— start of INFORMATION GIVEN —

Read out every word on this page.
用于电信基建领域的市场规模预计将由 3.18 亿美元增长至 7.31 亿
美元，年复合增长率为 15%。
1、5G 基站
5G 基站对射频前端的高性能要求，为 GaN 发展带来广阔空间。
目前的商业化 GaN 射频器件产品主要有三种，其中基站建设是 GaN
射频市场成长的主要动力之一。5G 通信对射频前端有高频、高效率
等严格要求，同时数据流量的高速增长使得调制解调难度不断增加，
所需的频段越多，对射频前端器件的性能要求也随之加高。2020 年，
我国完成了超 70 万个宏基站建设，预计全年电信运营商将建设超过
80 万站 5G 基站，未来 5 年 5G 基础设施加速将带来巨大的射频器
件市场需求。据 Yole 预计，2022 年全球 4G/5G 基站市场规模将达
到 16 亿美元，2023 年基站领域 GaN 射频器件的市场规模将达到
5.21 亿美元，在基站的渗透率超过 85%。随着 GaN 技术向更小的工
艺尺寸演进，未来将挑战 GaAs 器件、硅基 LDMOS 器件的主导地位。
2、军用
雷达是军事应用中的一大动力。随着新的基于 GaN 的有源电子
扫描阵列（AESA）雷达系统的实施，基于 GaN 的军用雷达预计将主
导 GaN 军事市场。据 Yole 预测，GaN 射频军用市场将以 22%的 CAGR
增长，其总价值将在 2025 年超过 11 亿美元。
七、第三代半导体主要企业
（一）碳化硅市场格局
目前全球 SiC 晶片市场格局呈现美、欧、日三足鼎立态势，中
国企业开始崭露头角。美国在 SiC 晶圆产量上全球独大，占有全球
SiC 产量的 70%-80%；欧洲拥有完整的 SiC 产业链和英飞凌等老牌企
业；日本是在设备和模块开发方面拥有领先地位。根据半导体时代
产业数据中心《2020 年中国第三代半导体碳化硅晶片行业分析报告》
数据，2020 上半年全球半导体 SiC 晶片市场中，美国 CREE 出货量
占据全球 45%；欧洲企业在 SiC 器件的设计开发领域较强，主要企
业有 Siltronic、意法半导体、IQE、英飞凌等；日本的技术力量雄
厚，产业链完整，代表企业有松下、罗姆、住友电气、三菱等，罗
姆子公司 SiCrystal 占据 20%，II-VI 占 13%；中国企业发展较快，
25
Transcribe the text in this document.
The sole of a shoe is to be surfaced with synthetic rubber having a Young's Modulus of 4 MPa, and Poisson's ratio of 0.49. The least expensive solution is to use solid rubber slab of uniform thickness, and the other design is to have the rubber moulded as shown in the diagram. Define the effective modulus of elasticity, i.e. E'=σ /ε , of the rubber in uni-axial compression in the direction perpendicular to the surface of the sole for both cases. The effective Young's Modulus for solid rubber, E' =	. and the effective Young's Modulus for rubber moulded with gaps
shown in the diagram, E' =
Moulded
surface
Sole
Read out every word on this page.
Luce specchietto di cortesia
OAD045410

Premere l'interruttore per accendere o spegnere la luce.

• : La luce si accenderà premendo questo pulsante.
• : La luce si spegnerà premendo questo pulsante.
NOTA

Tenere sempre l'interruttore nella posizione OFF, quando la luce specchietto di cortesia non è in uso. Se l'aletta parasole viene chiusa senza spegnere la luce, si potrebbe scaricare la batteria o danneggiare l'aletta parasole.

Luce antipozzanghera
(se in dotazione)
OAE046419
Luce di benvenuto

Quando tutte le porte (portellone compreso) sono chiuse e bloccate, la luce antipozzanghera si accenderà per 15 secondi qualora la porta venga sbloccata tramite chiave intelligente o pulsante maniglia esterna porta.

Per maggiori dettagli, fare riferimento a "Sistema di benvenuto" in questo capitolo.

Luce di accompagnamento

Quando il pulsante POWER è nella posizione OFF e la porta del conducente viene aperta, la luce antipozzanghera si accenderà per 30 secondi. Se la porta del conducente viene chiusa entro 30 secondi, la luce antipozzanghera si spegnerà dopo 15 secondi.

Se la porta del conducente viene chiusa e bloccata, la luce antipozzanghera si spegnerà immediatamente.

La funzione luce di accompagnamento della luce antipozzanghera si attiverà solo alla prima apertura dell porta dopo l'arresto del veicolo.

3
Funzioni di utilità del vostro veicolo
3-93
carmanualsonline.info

— end of INFORMATION GIVEN —

Using the listing above, retype each line exactly.

**FINAL RESULT:**
Read out every word on this page.
用于电信基建领域的市场规模预计将由 3.18 亿美元增长至 7.31 亿
美元，年复合增长率为 15%。
1、5G 基站
5G 基站对射频前端的高性能要求，为 GaN 发展带来广阔空间。
目前的商业化 GaN 射频器件产品主要有三种，其中基站建设是 GaN
射频市场成长的主要动力之一。5G 通信对射频前端有高频、高效率
等严格要求，同时数据流量的高速增长使得调制解调难度不断增加，
所需的频段越多，对射频前端器件的性能要求也随之加高。2020 年，
我国完成了超 70 万个宏基站建设，预计全年电信运营商将建设超过
80 万站 5G 基站，未来 5 年 5G 基础设施加速将带来巨大的射频器
件市场需求。据 Yole 预计，2022 年全球 4G/5G 基站市场规模将达
到 16 亿美元，2023 年基站领域 GaN 射频器件的市场规模将达到
5.21 亿美元，在基站的渗透率超过 85%。随着 GaN 技术向更小的工
艺尺寸演进，未来将挑战 GaAs 器件、硅基 LDMOS 器件的主导地位。
2、军用
雷达是军事应用中的一大动力。随着新的基于 GaN 的有源电子
扫描阵列（AESA）雷达系统的实施，基于 GaN 的军用雷达预计将主
导 GaN 军事市场。据 Yole 预测，GaN 射频军用市场将以 22%的 CAGR
增长，其总价值将在 2025 年超过 11 亿美元。
七、第三代半导体主要企业
（一）碳化硅市场格局
目前全球 SiC 晶片市场格局呈现美、欧、日三足鼎立态势，中
国企业开始崭露头角。美国在 SiC 晶圆产量上全球独大，占有全球
SiC 产量的 70%-80%；欧洲拥有完整的 SiC 产业链和英飞凌等老牌企
业；日本是在设备和模块开发方面拥有领先地位。根据半导体时代
产业数据中心《2020 年中国第三代半导体碳化硅晶片行业分析报告》
数据，2020 上半年全球半导体 SiC 晶片市场中，美国 CREE 出货量
占据全球 45%；欧洲企业在 SiC 器件的设计开发领域较强，主要企
业有 Siltronic、意法半导体、IQE、英飞凌等；日本的技术力量雄
厚，产业链完整，代表企业有松下、罗姆、住友电气、三菱等，罗
姆子公司 SiCrystal 占据 20%，II-VI 占 13%；中国企业发展较快，
25
Transcribe the text in this document.
The sole of a shoe is to be surfaced with synthetic rubber having a Young's Modulus of 4 MPa, and Poisson's ratio of 0.49. The least expensive solution is to use solid rubber slab of uniform thickness, and the other design is to have the rubber moulded as shown in the diagram. Define the effective modulus of elasticity, i.e. E'=σ /ε , of the rubber in uni-axial compression in the direction perpendicular to the surface of the sole for both cases. The effective Young's Modulus for solid rubber, E' =	. and the effective Young's Modulus for rubber moulded with gaps
shown in the diagram, E' =
Moulded
surface
Sole
Read out every word on this page.
Luce specchietto di cortesia
OAD045410

Premere l'interruttore per accendere o spegnere la luce.

• : La luce si accenderà premendo questo pulsante.
• : La luce si spegnerà premendo questo pulsante.
NOTA

Tenere sempre l'interruttore nella posizione OFF, quando la luce specchietto di cortesia non è in uso. Se l'aletta parasole viene chiusa senza spegnere la luce, si potrebbe scaricare la batteria o danneggiare l'aletta parasole.

Luce antipozzanghera
(se in dotazione)
OAE046419
Luce di benvenuto

Quando tutte le porte (portellone compreso) sono chiuse e bloccate, la luce antipozzanghera si accenderà per 15 secondi qualora la porta venga sbloccata tramite chiave intelligente o pulsante maniglia esterna porta.

Per maggiori dettagli, fare riferimento a "Sistema di benvenuto" in questo capitolo.

Luce di accompagnamento

Quando il pulsante POWER è nella posizione OFF e la porta del conducente viene aperta, la luce antipozzanghera si accenderà per 30 secondi. Se la porta del conducente viene chiusa entro 30 secondi, la luce antipozzanghera si spegnerà dopo 15 secondi.

Se la porta del conducente viene chiusa e bloccata, la luce antipozzanghera si spegnerà immediatamente.

La funzione luce di accompagnamento della luce antipozzanghera si attiverà solo alla prima apertura dell porta dopo l'arresto del veicolo.

3
Funzioni di utilità del vostro veicolo
3-93
carmanualsonline.info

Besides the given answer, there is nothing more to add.